■ EXERCISE MATERIALS:
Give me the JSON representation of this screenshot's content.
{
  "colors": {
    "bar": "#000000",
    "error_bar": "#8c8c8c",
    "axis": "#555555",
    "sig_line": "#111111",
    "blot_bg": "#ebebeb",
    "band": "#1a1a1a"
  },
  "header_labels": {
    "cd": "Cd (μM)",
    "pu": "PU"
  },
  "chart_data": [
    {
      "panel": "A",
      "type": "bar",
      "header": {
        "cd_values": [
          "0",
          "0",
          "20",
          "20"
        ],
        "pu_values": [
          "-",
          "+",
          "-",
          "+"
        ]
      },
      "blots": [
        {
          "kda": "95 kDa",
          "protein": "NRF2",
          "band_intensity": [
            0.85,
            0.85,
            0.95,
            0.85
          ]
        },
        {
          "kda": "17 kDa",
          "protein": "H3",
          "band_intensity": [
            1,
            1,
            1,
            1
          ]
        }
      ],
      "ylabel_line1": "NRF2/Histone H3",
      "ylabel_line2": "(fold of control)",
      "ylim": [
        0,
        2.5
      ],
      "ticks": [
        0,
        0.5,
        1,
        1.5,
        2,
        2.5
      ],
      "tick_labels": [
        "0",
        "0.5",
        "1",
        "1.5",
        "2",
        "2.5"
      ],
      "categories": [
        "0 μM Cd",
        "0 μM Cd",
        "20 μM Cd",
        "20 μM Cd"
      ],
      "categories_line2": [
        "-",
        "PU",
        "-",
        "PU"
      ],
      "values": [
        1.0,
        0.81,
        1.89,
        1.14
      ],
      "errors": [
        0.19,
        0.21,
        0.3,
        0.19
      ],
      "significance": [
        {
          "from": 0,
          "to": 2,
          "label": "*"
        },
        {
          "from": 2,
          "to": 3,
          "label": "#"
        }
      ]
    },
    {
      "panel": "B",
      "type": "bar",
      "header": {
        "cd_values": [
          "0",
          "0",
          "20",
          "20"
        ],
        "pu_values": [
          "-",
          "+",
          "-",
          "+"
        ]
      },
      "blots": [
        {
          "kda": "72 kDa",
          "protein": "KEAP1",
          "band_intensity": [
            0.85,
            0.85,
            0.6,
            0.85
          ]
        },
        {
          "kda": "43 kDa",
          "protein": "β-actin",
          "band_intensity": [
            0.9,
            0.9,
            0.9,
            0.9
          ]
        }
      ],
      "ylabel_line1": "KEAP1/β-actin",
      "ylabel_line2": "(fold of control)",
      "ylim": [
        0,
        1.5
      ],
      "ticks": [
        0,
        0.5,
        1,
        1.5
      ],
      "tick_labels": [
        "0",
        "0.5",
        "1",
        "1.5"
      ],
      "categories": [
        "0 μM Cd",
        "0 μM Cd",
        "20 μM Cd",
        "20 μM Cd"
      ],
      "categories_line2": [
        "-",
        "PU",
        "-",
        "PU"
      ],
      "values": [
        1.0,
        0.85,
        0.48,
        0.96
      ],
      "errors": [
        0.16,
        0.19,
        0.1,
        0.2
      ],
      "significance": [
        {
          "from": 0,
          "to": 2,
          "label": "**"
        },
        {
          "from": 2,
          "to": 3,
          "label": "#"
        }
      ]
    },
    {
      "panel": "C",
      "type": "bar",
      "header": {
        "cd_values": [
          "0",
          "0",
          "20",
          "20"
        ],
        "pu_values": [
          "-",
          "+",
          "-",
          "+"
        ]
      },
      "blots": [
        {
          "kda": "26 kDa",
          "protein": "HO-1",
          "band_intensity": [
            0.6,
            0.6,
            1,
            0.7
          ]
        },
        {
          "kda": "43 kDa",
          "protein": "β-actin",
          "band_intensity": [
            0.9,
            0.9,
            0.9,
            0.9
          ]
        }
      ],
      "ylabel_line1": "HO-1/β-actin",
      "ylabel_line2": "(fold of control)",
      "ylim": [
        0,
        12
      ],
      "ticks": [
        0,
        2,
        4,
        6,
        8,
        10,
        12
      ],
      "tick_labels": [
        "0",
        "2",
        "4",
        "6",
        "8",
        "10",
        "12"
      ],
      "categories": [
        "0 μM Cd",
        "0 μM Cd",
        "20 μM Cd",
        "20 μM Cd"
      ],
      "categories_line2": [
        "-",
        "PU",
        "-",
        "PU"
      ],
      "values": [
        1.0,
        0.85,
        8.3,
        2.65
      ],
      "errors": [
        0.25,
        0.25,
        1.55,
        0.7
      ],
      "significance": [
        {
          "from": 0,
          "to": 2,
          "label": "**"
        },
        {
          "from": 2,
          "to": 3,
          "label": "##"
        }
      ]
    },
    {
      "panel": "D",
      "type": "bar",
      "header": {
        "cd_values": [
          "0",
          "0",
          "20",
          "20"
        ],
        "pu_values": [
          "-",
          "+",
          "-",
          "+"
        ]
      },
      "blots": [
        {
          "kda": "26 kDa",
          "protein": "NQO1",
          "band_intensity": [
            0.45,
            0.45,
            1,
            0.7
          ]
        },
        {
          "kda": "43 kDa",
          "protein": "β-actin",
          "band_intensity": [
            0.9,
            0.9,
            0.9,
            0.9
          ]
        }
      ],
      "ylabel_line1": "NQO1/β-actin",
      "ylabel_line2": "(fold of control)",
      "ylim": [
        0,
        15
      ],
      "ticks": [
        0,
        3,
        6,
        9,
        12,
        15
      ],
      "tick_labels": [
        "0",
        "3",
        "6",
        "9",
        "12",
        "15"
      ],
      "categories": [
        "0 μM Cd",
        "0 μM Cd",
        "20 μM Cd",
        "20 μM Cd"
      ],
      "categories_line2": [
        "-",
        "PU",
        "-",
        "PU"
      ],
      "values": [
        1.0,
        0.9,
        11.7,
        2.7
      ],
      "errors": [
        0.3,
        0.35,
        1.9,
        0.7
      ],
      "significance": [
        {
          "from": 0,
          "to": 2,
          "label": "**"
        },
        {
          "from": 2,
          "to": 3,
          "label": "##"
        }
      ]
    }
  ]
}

■ TASK PROMPT:
Could every entry above be printed again, word for word?

■ ANSWER TO THIS TASK:
Give me the JSON representation of this screenshot's content.
{
  "colors": {
    "bar": "#000000",
    "error_bar": "#8c8c8c",
    "axis": "#555555",
    "sig_line": "#111111",
    "blot_bg": "#ebebeb",
    "band": "#1a1a1a"
  },
  "header_labels": {
    "cd": "Cd (μM)",
    "pu": "PU"
  },
  "chart_data": [
    {
      "panel": "A",
      "type": "bar",
      "header": {
        "cd_values": [
          "0",
          "0",
          "20",
          "20"
        ],
        "pu_values": [
          "-",
          "+",
          "-",
          "+"
        ]
      },
      "blots": [
        {
          "kda": "95 kDa",
          "protein": "NRF2",
          "band_intensity": [
            0.85,
            0.85,
            0.95,
            0.85
          ]
        },
        {
          "kda": "17 kDa",
          "protein": "H3",
          "band_intensity": [
            1,
            1,
            1,
            1
          ]
        }
      ],
      "ylabel_line1": "NRF2/Histone H3",
      "ylabel_line2": "(fold of control)",
      "ylim": [
        0,
        2.5
      ],
      "ticks": [
        0,
        0.5,
        1,
        1.5,
        2,
        2.5
      ],
      "tick_labels": [
        "0",
        "0.5",
        "1",
        "1.5",
        "2",
        "2.5"
      ],
      "categories": [
        "0 μM Cd",
        "0 μM Cd",
        "20 μM Cd",
        "20 μM Cd"
      ],
      "categories_line2": [
        "-",
        "PU",
        "-",
        "PU"
      ],
      "values": [
        1.0,
        0.81,
        1.89,
        1.14
      ],
      "errors": [
        0.19,
        0.21,
        0.3,
        0.19
      ],
      "significance": [
        {
          "from": 0,
          "to": 2,
          "label": "*"
        },
        {
          "from": 2,
          "to": 3,
          "label": "#"
        }
      ]
    },
    {
      "panel": "B",
      "type": "bar",
      "header": {
        "cd_values": [
          "0",
          "0",
          "20",
          "20"
        ],
        "pu_values": [
          "-",
          "+",
          "-",
          "+"
        ]
      },
      "blots": [
        {
          "kda": "72 kDa",
          "protein": "KEAP1",
          "band_intensity": [
            0.85,
            0.85,
            0.6,
            0.85
          ]
        },
        {
          "kda": "43 kDa",
          "protein": "β-actin",
          "band_intensity": [
            0.9,
            0.9,
            0.9,
            0.9
          ]
        }
      ],
      "ylabel_line1": "KEAP1/β-actin",
      "ylabel_line2": "(fold of control)",
      "ylim": [
        0,
        1.5
      ],
      "ticks": [
        0,
        0.5,
        1,
        1.5
      ],
      "tick_labels": [
        "0",
        "0.5",
        "1",
        "1.5"
      ],
      "categories": [
        "0 μM Cd",
        "0 μM Cd",
        "20 μM Cd",
        "20 μM Cd"
      ],
      "categories_line2": [
        "-",
        "PU",
        "-",
        "PU"
      ],
      "values": [
        1.0,
        0.85,
        0.48,
        0.96
      ],
      "errors": [
        0.16,
        0.19,
        0.1,
        0.2
      ],
      "significance": [
        {
          "from": 0,
          "to": 2,
          "label": "**"
        },
        {
          "from": 2,
          "to": 3,
          "label": "#"
        }
      ]
    },
    {
      "panel": "C",
      "type": "bar",
      "header": {
        "cd_values": [
          "0",
          "0",
          "20",
          "20"
        ],
        "pu_values": [
          "-",
          "+",
          "-",
          "+"
        ]
      },
      "blots": [
        {
          "kda": "26 kDa",
          "protein": "HO-1",
          "band_intensity": [
            0.6,
            0.6,
            1,
            0.7
          ]
        },
        {
          "kda": "43 kDa",
          "protein": "β-actin",
          "band_intensity": [
            0.9,
            0.9,
            0.9,
            0.9
          ]
        }
      ],
      "ylabel_line1": "HO-1/β-actin",
      "ylabel_line2": "(fold of control)",
      "ylim": [
        0,
        12
      ],
      "ticks": [
        0,
        2,
        4,
        6,
        8,
        10,
        12
      ],
      "tick_labels": [
        "0",
        "2",
        "4",
        "6",
        "8",
        "10",
        "12"
      ],
      "categories": [
        "0 μM Cd",
        "0 μM Cd",
        "20 μM Cd",
        "20 μM Cd"
      ],
      "categories_line2": [
        "-",
        "PU",
        "-",
        "PU"
      ],
      "values": [
        1.0,
        0.85,
        8.3,
        2.65
      ],
      "errors": [
        0.25,
        0.25,
        1.55,
        0.7
      ],
      "significance": [
        {
          "from": 0,
          "to": 2,
          "label": "**"
        },
        {
          "from": 2,
          "to": 3,
          "label": "##"
        }
      ]
    },
    {
      "panel": "D",
      "type": "bar",
      "header": {
        "cd_values": [
          "0",
          "0",
          "20",
          "20"
        ],
        "pu_values": [
          "-",
          "+",
          "-",
          "+"
        ]
      },
      "blots": [
        {
          "kda": "26 kDa",
          "protein": "NQO1",
          "band_intensity": [
            0.45,
            0.45,
            1,
            0.7
          ]
        },
        {
          "kda": "43 kDa",
          "protein": "β-actin",
          "band_intensity": [
            0.9,
            0.9,
            0.9,
            0.9
          ]
        }
      ],
      "ylabel_line1": "NQO1/β-actin",
      "ylabel_line2": "(fold of control)",
      "ylim": [
        0,
        15
      ],
      "ticks": [
        0,
        3,
        6,
        9,
        12,
        15
      ],
      "tick_labels": [
        "0",
        "3",
        "6",
        "9",
        "12",
        "15"
      ],
      "categories": [
        "0 μM Cd",
        "0 μM Cd",
        "20 μM Cd",
        "20 μM Cd"
      ],
      "categories_line2": [
        "-",
        "PU",
        "-",
        "PU"
      ],
      "values": [
        1.0,
        0.9,
        11.7,
        2.7
      ],
      "errors": [
        0.3,
        0.35,
        1.9,
        0.7
      ],
      "significance": [
        {
          "from": 0,
          "to": 2,
          "label": "**"
        },
        {
          "from": 2,
          "to": 3,
          "label": "##"
        }
      ]
    }
  ]
}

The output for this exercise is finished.